EXERCISE PROMPT: Search the data for the string "Google" and gather each line it is in.

______

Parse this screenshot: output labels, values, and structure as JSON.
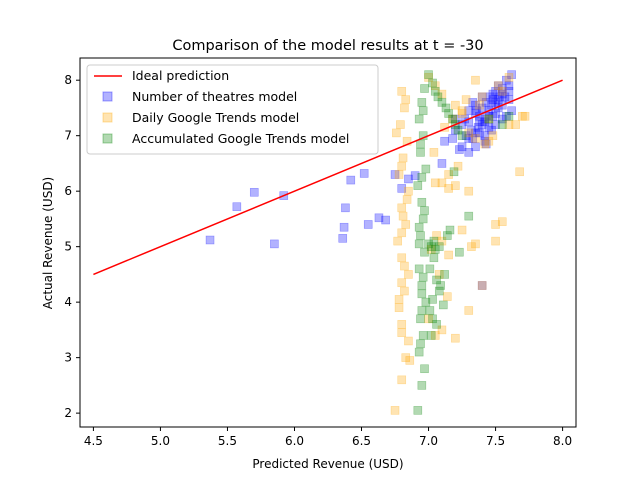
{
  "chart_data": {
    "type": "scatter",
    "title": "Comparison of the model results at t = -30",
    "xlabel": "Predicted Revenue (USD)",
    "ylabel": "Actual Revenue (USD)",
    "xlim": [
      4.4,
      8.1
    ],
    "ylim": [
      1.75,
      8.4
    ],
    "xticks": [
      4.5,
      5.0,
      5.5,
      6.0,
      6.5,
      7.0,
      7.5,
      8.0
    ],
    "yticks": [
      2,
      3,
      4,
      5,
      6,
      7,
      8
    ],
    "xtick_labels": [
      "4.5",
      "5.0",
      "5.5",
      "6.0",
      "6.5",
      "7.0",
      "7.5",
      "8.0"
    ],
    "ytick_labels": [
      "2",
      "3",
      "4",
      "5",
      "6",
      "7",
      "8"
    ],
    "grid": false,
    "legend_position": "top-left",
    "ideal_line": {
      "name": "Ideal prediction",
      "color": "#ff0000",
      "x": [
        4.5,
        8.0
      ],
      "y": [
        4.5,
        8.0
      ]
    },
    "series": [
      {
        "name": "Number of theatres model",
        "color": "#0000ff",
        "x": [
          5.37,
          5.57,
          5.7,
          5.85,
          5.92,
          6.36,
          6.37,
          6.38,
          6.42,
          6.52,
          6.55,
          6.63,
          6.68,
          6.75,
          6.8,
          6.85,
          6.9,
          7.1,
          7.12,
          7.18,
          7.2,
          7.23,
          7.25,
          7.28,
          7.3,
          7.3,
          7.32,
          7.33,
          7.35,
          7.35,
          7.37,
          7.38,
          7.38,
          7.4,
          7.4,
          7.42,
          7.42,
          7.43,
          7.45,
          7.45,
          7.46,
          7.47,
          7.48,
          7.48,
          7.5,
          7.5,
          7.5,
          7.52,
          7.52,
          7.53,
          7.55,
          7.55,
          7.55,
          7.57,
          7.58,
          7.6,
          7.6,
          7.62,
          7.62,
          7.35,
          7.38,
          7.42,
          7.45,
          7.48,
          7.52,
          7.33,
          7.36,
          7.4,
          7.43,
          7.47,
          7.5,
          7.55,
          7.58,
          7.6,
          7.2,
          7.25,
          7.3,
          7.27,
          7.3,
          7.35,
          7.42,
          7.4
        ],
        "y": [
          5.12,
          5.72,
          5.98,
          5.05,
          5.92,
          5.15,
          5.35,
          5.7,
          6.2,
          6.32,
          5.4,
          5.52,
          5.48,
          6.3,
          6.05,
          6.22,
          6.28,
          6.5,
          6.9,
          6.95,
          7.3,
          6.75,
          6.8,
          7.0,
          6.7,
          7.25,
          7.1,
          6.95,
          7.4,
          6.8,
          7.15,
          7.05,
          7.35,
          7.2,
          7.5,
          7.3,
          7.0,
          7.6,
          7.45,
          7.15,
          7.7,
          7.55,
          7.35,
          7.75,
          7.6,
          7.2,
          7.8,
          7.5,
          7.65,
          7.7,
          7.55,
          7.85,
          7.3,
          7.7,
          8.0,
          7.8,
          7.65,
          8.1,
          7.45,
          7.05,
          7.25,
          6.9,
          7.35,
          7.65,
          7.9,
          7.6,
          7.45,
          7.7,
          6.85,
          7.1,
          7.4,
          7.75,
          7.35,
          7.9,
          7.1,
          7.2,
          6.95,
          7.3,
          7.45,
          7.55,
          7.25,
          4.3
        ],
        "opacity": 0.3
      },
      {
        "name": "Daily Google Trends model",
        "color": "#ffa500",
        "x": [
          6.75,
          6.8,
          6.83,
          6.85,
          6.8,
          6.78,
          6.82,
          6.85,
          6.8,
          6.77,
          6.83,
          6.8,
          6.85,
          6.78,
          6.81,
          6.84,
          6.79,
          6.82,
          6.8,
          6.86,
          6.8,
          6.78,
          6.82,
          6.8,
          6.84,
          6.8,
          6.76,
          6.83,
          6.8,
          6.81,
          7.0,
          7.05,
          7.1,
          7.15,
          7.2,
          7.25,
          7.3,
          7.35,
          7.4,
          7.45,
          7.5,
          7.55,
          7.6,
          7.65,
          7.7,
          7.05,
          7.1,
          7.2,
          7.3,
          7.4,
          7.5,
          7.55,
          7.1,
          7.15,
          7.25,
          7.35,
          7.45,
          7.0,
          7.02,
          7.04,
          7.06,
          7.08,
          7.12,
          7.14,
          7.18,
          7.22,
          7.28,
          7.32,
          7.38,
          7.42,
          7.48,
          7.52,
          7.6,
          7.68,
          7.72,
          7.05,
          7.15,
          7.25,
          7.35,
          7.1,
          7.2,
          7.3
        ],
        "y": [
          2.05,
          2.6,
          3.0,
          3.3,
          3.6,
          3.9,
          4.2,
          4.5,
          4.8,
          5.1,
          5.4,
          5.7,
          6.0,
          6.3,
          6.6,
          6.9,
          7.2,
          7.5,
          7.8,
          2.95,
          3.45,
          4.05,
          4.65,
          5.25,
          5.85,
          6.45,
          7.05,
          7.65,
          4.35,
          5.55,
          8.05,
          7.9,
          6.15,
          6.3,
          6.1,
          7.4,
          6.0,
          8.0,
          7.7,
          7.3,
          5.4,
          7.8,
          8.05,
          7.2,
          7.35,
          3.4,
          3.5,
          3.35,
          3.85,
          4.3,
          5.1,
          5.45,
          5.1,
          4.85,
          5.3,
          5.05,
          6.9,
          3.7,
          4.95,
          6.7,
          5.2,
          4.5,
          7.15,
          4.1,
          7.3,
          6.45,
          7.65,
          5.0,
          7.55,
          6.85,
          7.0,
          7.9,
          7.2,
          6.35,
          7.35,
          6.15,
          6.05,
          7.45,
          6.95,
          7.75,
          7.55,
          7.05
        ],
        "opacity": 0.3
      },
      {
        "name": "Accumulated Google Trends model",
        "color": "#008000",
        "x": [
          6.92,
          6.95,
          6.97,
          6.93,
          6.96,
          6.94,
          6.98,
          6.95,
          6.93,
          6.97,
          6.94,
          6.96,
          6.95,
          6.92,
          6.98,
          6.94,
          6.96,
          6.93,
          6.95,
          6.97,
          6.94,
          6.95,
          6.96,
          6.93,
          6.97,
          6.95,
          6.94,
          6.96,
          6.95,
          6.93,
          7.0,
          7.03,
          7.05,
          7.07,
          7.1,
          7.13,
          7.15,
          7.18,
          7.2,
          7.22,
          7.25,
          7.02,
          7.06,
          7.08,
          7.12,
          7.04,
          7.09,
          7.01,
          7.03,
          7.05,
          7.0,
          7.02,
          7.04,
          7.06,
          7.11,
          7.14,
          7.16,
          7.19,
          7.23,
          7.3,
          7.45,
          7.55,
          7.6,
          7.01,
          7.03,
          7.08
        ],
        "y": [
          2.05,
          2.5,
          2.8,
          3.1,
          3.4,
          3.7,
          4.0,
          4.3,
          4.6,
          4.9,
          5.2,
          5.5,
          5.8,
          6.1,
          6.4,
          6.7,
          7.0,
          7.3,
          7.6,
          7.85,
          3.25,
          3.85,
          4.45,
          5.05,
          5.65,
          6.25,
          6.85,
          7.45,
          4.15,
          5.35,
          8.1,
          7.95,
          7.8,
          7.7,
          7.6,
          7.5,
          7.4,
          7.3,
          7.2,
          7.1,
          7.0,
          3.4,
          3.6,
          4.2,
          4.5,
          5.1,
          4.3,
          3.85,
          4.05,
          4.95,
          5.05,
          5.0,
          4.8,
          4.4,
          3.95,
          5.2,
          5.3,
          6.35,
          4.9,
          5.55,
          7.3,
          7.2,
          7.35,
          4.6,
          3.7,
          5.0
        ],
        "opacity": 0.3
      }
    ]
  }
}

______

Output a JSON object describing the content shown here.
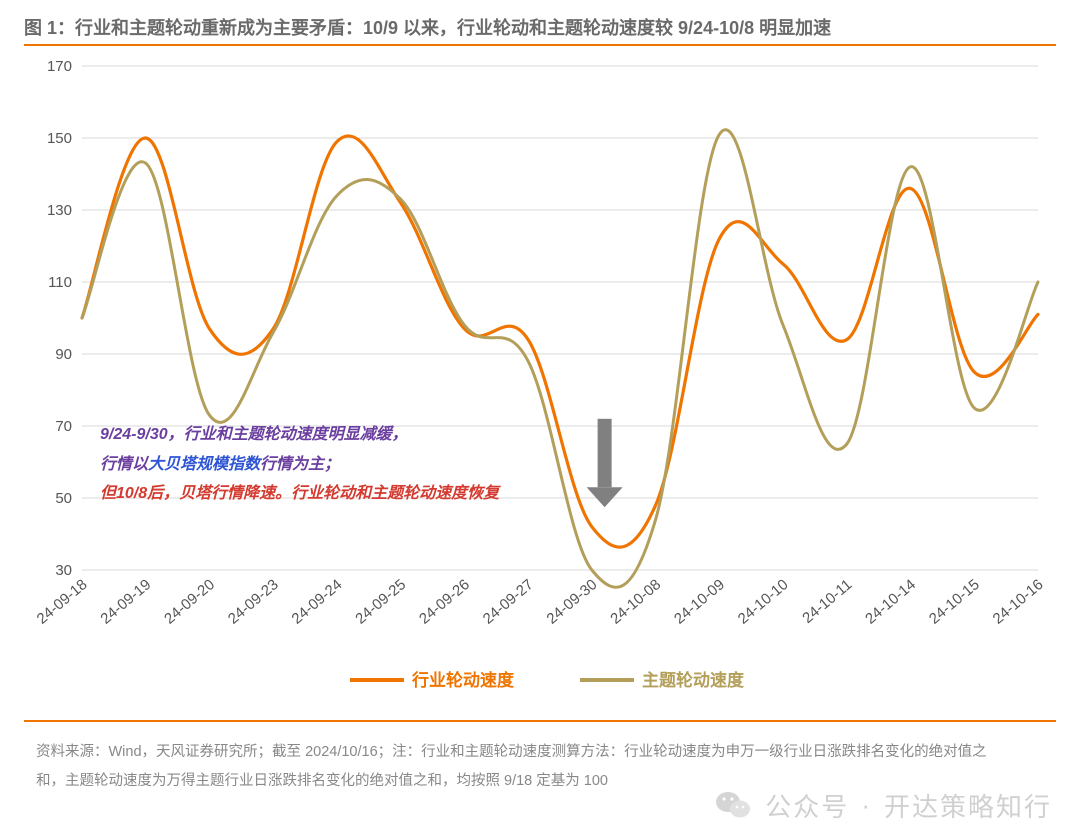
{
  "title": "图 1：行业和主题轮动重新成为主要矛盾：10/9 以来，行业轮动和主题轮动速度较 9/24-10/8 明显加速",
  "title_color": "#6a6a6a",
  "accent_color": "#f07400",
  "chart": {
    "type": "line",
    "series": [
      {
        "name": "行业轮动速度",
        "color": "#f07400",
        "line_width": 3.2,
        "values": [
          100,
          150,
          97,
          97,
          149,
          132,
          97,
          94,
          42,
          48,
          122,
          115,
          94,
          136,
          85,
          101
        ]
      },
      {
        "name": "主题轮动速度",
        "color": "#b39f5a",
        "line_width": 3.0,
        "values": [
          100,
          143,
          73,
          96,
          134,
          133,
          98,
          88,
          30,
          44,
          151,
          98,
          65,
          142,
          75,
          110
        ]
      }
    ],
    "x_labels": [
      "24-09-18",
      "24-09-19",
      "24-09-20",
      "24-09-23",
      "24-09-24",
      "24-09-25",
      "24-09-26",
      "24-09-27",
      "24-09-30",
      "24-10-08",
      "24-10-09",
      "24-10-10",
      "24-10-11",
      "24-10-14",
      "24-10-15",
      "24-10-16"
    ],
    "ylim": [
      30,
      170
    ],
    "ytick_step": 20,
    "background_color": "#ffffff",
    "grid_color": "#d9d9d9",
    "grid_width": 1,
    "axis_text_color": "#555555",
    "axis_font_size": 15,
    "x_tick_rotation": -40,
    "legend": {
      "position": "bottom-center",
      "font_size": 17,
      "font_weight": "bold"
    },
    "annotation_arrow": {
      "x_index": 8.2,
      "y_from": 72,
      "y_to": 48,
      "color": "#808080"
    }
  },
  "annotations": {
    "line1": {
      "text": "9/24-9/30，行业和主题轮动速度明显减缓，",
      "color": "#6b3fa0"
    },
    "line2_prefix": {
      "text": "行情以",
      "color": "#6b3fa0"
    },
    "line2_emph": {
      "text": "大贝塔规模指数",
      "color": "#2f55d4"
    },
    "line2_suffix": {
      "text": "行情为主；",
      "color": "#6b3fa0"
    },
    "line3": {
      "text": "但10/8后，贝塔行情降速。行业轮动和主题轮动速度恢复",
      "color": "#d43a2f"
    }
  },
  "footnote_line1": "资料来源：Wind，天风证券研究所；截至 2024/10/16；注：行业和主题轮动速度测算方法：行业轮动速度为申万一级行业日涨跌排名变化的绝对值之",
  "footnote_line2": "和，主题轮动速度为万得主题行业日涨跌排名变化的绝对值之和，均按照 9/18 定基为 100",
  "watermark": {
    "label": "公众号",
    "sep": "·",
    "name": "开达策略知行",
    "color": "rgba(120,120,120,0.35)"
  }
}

______

SOLUTION FOR THIS EXERCISE:
        "name": "Daily Google Trends model",
        "name": "Accumulated Google Trends model",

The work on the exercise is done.